[Instructions for the task]:
Each entry has to be copied exactly, with nothing missed.

[Data for this exercise]:
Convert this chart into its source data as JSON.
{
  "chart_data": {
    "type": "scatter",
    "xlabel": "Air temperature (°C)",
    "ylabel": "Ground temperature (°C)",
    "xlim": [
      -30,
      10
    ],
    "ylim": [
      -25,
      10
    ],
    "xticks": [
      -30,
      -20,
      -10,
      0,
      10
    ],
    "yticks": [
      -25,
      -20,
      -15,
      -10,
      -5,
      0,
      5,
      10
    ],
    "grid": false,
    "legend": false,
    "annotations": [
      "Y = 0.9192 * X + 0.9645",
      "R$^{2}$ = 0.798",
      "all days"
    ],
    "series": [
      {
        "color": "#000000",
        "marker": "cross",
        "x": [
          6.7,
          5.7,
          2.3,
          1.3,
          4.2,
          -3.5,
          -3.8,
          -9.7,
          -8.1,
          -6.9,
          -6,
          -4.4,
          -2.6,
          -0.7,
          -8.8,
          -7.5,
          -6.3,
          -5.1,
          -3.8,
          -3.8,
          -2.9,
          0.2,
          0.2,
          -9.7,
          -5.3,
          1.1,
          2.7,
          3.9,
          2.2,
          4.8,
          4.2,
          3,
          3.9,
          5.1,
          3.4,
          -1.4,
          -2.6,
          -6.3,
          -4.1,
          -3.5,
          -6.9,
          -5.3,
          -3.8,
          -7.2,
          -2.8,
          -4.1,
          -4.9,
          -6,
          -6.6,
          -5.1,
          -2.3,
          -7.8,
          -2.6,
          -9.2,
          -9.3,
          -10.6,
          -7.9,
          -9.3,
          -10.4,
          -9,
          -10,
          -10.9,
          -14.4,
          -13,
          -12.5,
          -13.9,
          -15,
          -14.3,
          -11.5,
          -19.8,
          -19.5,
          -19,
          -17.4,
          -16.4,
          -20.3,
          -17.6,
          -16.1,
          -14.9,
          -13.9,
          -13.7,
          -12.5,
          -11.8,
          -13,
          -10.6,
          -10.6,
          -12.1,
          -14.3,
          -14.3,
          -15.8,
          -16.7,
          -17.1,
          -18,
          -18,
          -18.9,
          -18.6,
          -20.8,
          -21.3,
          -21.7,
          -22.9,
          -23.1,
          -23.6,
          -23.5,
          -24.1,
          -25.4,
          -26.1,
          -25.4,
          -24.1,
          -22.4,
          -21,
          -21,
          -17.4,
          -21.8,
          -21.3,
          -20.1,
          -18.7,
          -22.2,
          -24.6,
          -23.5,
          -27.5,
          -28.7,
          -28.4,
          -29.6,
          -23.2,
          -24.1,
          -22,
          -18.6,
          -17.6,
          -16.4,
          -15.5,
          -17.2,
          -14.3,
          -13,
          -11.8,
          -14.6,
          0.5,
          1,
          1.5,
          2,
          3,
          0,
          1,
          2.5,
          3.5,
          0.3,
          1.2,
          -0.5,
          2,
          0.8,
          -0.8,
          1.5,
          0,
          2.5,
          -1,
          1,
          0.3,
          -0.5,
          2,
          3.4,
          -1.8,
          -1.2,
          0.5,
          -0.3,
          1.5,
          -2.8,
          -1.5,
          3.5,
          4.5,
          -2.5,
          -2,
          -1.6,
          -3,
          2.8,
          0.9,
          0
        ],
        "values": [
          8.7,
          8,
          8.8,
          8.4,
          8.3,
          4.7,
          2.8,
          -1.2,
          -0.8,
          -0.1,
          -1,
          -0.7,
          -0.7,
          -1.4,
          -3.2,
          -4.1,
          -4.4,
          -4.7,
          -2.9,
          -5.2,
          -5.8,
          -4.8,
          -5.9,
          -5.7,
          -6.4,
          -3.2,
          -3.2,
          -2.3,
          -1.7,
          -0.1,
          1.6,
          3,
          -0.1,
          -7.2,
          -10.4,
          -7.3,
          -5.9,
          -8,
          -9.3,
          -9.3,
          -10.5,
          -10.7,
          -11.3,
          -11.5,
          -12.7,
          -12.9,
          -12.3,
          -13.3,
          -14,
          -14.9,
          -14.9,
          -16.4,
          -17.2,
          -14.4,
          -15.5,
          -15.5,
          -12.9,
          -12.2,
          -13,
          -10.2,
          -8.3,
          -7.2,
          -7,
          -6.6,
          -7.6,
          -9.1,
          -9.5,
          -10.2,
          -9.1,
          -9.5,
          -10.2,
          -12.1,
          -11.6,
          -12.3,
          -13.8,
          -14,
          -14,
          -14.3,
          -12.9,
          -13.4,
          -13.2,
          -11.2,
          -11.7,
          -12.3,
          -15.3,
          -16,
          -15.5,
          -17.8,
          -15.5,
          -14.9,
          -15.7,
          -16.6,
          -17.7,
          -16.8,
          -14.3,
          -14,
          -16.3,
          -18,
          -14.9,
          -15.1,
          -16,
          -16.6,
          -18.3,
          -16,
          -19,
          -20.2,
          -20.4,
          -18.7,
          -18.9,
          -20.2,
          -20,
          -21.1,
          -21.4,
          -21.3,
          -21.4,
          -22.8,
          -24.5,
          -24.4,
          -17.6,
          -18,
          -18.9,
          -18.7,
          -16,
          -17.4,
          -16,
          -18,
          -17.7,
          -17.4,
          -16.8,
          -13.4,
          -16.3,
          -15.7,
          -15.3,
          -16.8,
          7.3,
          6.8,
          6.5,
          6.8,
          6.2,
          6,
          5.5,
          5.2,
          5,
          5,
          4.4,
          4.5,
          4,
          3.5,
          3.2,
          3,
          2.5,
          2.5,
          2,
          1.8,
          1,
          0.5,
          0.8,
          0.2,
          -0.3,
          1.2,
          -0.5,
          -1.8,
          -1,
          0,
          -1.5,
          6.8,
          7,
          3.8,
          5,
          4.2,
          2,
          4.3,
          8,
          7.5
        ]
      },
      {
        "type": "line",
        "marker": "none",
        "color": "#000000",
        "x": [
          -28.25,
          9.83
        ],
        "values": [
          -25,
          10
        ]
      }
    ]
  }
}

[Exercise solution]:
Convert this chart into its source data as JSON.
{
  "chart_data": {
    "type": "scatter",
    "xlabel": "Air temperature (°C)",
    "ylabel": "Ground temperature (°C)",
    "xlim": [
      -30,
      10
    ],
    "ylim": [
      -25,
      10
    ],
    "xticks": [
      -30,
      -20,
      -10,
      0,
      10
    ],
    "yticks": [
      -25,
      -20,
      -15,
      -10,
      -5,
      0,
      5,
      10
    ],
    "grid": false,
    "legend": false,
    "annotations": [
      "Y = 0.9192 * X + 0.9645",
      "R$^{2}$ = 0.798",
      "all days"
    ],
    "series": [
      {
        "color": "#000000",
        "marker": "cross",
        "x": [
          6.7,
          5.7,
          2.3,
          1.3,
          4.2,
          -3.5,
          -3.8,
          -9.7,
          -8.1,
          -6.9,
          -6,
          -4.4,
          -2.6,
          -0.7,
          -8.8,
          -7.5,
          -6.3,
          -5.1,
          -3.8,
          -3.8,
          -2.9,
          0.2,
          0.2,
          -9.7,
          -5.3,
          1.1,
          2.7,
          3.9,
          2.2,
          4.8,
          4.2,
          3,
          3.9,
          5.1,
          3.4,
          -1.4,
          -2.6,
          -6.3,
          -4.1,
          -3.5,
          -6.9,
          -5.3,
          -3.8,
          -7.2,
          -2.8,
          -4.1,
          -4.9,
          -6,
          -6.6,
          -5.1,
          -2.3,
          -7.8,
          -2.6,
          -9.2,
          -9.3,
          -10.6,
          -7.9,
          -9.3,
          -10.4,
          -9,
          -10,
          -10.9,
          -14.4,
          -13,
          -12.5,
          -13.9,
          -15,
          -14.3,
          -11.5,
          -19.8,
          -19.5,
          -19,
          -17.4,
          -16.4,
          -20.3,
          -17.6,
          -16.1,
          -14.9,
          -13.9,
          -13.7,
          -12.5,
          -11.8,
          -13,
          -10.6,
          -10.6,
          -12.1,
          -14.3,
          -14.3,
          -15.8,
          -16.7,
          -17.1,
          -18,
          -18,
          -18.9,
          -18.6,
          -20.8,
          -21.3,
          -21.7,
          -22.9,
          -23.1,
          -23.6,
          -23.5,
          -24.1,
          -25.4,
          -26.1,
          -25.4,
          -24.1,
          -22.4,
          -21,
          -21,
          -17.4,
          -21.8,
          -21.3,
          -20.1,
          -18.7,
          -22.2,
          -24.6,
          -23.5,
          -27.5,
          -28.7,
          -28.4,
          -29.6,
          -23.2,
          -24.1,
          -22,
          -18.6,
          -17.6,
          -16.4,
          -15.5,
          -17.2,
          -14.3,
          -13,
          -11.8,
          -14.6,
          0.5,
          1,
          1.5,
          2,
          3,
          0,
          1,
          2.5,
          3.5,
          0.3,
          1.2,
          -0.5,
          2,
          0.8,
          -0.8,
          1.5,
          0,
          2.5,
          -1,
          1,
          0.3,
          -0.5,
          2,
          3.4,
          -1.8,
          -1.2,
          0.5,
          -0.3,
          1.5,
          -2.8,
          -1.5,
          3.5,
          4.5,
          -2.5,
          -2,
          -1.6,
          -3,
          2.8,
          0.9,
          0
        ],
        "values": [
          8.7,
          8,
          8.8,
          8.4,
          8.3,
          4.7,
          2.8,
          -1.2,
          -0.8,
          -0.1,
          -1,
          -0.7,
          -0.7,
          -1.4,
          -3.2,
          -4.1,
          -4.4,
          -4.7,
          -2.9,
          -5.2,
          -5.8,
          -4.8,
          -5.9,
          -5.7,
          -6.4,
          -3.2,
          -3.2,
          -2.3,
          -1.7,
          -0.1,
          1.6,
          3,
          -0.1,
          -7.2,
          -10.4,
          -7.3,
          -5.9,
          -8,
          -9.3,
          -9.3,
          -10.5,
          -10.7,
          -11.3,
          -11.5,
          -12.7,
          -12.9,
          -12.3,
          -13.3,
          -14,
          -14.9,
          -14.9,
          -16.4,
          -17.2,
          -14.4,
          -15.5,
          -15.5,
          -12.9,
          -12.2,
          -13,
          -10.2,
          -8.3,
          -7.2,
          -7,
          -6.6,
          -7.6,
          -9.1,
          -9.5,
          -10.2,
          -9.1,
          -9.5,
          -10.2,
          -12.1,
          -11.6,
          -12.3,
          -13.8,
          -14,
          -14,
          -14.3,
          -12.9,
          -13.4,
          -13.2,
          -11.2,
          -11.7,
          -12.3,
          -15.3,
          -16,
          -15.5,
          -17.8,
          -15.5,
          -14.9,
          -15.7,
          -16.6,
          -17.7,
          -16.8,
          -14.3,
          -14,
          -16.3,
          -18,
          -14.9,
          -15.1,
          -16,
          -16.6,
          -18.3,
          -16,
          -19,
          -20.2,
          -20.4,
          -18.7,
          -18.9,
          -20.2,
          -20,
          -21.1,
          -21.4,
          -21.3,
          -21.4,
          -22.8,
          -24.5,
          -24.4,
          -17.6,
          -18,
          -18.9,
          -18.7,
          -16,
          -17.4,
          -16,
          -18,
          -17.7,
          -17.4,
          -16.8,
          -13.4,
          -16.3,
          -15.7,
          -15.3,
          -16.8,
          7.3,
          6.8,
          6.5,
          6.8,
          6.2,
          6,
          5.5,
          5.2,
          5,
          5,
          4.4,
          4.5,
          4,
          3.5,
          3.2,
          3,
          2.5,
          2.5,
          2,
          1.8,
          1,
          0.5,
          0.8,
          0.2,
          -0.3,
          1.2,
          -0.5,
          -1.8,
          -1,
          0,
          -1.5,
          6.8,
          7,
          3.8,
          5,
          4.2,
          2,
          4.3,
          8,
          7.5
        ]
      },
      {
        "type": "line",
        "marker": "none",
        "color": "#000000",
        "x": [
          -28.25,
          9.83
        ],
        "values": [
          -25,
          10
        ]
      }
    ]
  }
}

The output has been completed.